_PROVIDED DATA_
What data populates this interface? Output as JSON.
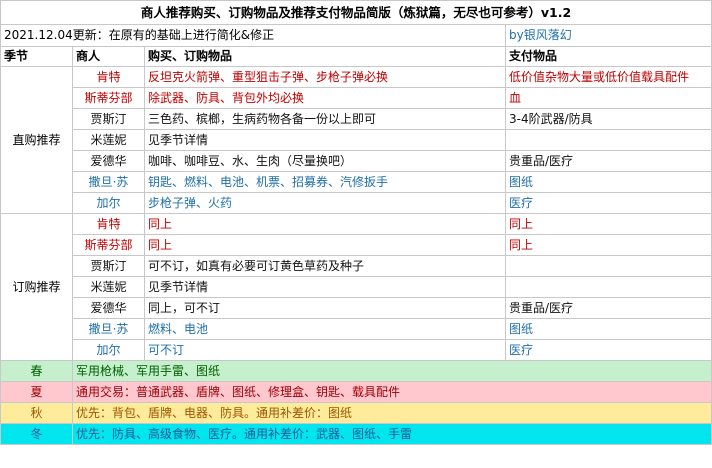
{
  "title": "商人推荐购买、订购物品及推荐支付物品简版（炼狱篇，无尽也可参考）v1.2",
  "update_note": "2021.12.04更新：在原有的基础上进行简化&修正",
  "author": "by银风落幻",
  "headers": [
    "季节",
    "商人",
    "购买、订购物品",
    "支付物品"
  ],
  "groups": [
    {
      "label": "直购推荐",
      "rows": [
        {
          "merchant": "肯特",
          "items": "反坦克火箭弹、重型狙击子弹、步枪子弹必换",
          "pay": "低价值杂物大量或低价值载具配件",
          "color": "red"
        },
        {
          "merchant": "斯蒂芬部",
          "items": "除武器、防具、背包外均必换",
          "pay": "血",
          "color": "red"
        },
        {
          "merchant": "贾斯汀",
          "items": "三色药、槟榔，生病药物各备一份以上即可",
          "pay": "3-4阶武器/防具",
          "color": "black"
        },
        {
          "merchant": "米莲妮",
          "items": "见季节详情",
          "pay": "",
          "color": "black"
        },
        {
          "merchant": "爱德华",
          "items": "咖啡、咖啡豆、水、生肉（尽量换吧）",
          "pay": "贵重品/医疗",
          "color": "black"
        },
        {
          "merchant": "撒旦·苏",
          "items": "钥匙、燃料、电池、机票、招募券、汽修扳手",
          "pay": "图纸",
          "color": "blue"
        },
        {
          "merchant": "加尔",
          "items": "步枪子弹、火药",
          "pay": "医疗",
          "color": "blue"
        }
      ]
    },
    {
      "label": "订购推荐",
      "rows": [
        {
          "merchant": "肯特",
          "items": "同上",
          "pay": "同上",
          "color": "red"
        },
        {
          "merchant": "斯蒂芬部",
          "items": "同上",
          "pay": "同上",
          "color": "red"
        },
        {
          "merchant": "贾斯汀",
          "items": "可不订，如真有必要可订黄色草药及种子",
          "pay": "",
          "color": "black"
        },
        {
          "merchant": "米莲妮",
          "items": "见季节详情",
          "pay": "",
          "color": "black"
        },
        {
          "merchant": "爱德华",
          "items": "同上，可不订",
          "pay": "贵重品/医疗",
          "color": "black"
        },
        {
          "merchant": "撒旦·苏",
          "items": "燃料、电池",
          "pay": "图纸",
          "color": "blue"
        },
        {
          "merchant": "加尔",
          "items": "可不订",
          "pay": "医疗",
          "color": "blue"
        }
      ]
    }
  ],
  "seasons": [
    {
      "name": "春",
      "text": "军用枪械、军用手雷、图纸",
      "bg": "#c6efce"
    },
    {
      "name": "夏",
      "text": "通用交易：普通武器、盾牌、图纸、修理盒、钥匙、载具配件",
      "bg": "#ffc7ce"
    },
    {
      "name": "秋",
      "text": "优先：背包、盾牌、电器、防具。通用补差价：图纸",
      "bg": "#ffeb9c"
    },
    {
      "name": "冬",
      "text": "优先：防具、高级食物、医疗。通用补差价：武器、图纸、手雷",
      "bg": "#00e5ee"
    }
  ],
  "colors": {
    "red": "#c00000",
    "blue": "#1f6fa8",
    "grid": "#c8c8c8"
  }
}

_TASK OBJECTIVE_
Omit the pictures, then quote the rest of the material above exactly.

_IN RESPONSE_
What data populates this interface? Output as JSON.
{
  "title": "商人推荐购买、订购物品及推荐支付物品简版（炼狱篇，无尽也可参考）v1.2",
  "update_note": "2021.12.04更新：在原有的基础上进行简化&修正",
  "author": "by银风落幻",
  "headers": [
    "季节",
    "商人",
    "购买、订购物品",
    "支付物品"
  ],
  "groups": [
    {
      "label": "直购推荐",
      "rows": [
        {
          "merchant": "肯特",
          "items": "反坦克火箭弹、重型狙击子弹、步枪子弹必换",
          "pay": "低价值杂物大量或低价值载具配件",
          "color": "red"
        },
        {
          "merchant": "斯蒂芬部",
          "items": "除武器、防具、背包外均必换",
          "pay": "血",
          "color": "red"
        },
        {
          "merchant": "贾斯汀",
          "items": "三色药、槟榔，生病药物各备一份以上即可",
          "pay": "3-4阶武器/防具",
          "color": "black"
        },
        {
          "merchant": "米莲妮",
          "items": "见季节详情",
          "pay": "",
          "color": "black"
        },
        {
          "merchant": "爱德华",
          "items": "咖啡、咖啡豆、水、生肉（尽量换吧）",
          "pay": "贵重品/医疗",
          "color": "black"
        },
        {
          "merchant": "撒旦·苏",
          "items": "钥匙、燃料、电池、机票、招募券、汽修扳手",
          "pay": "图纸",
          "color": "blue"
        },
        {
          "merchant": "加尔",
          "items": "步枪子弹、火药",
          "pay": "医疗",
          "color": "blue"
        }
      ]
    },
    {
      "label": "订购推荐",
      "rows": [
        {
          "merchant": "肯特",
          "items": "同上",
          "pay": "同上",
          "color": "red"
        },
        {
          "merchant": "斯蒂芬部",
          "items": "同上",
          "pay": "同上",
          "color": "red"
        },
        {
          "merchant": "贾斯汀",
          "items": "可不订，如真有必要可订黄色草药及种子",
          "pay": "",
          "color": "black"
        },
        {
          "merchant": "米莲妮",
          "items": "见季节详情",
          "pay": "",
          "color": "black"
        },
        {
          "merchant": "爱德华",
          "items": "同上，可不订",
          "pay": "贵重品/医疗",
          "color": "black"
        },
        {
          "merchant": "撒旦·苏",
          "items": "燃料、电池",
          "pay": "图纸",
          "color": "blue"
        },
        {
          "merchant": "加尔",
          "items": "可不订",
          "pay": "医疗",
          "color": "blue"
        }
      ]
    }
  ],
  "seasons": [
    {
      "name": "春",
      "text": "军用枪械、军用手雷、图纸",
      "bg": "#c6efce"
    },
    {
      "name": "夏",
      "text": "通用交易：普通武器、盾牌、图纸、修理盒、钥匙、载具配件",
      "bg": "#ffc7ce"
    },
    {
      "name": "秋",
      "text": "优先：背包、盾牌、电器、防具。通用补差价：图纸",
      "bg": "#ffeb9c"
    },
    {
      "name": "冬",
      "text": "优先：防具、高级食物、医疗。通用补差价：武器、图纸、手雷",
      "bg": "#00e5ee"
    }
  ],
  "colors": {
    "red": "#c00000",
    "blue": "#1f6fa8",
    "grid": "#c8c8c8"
  }
}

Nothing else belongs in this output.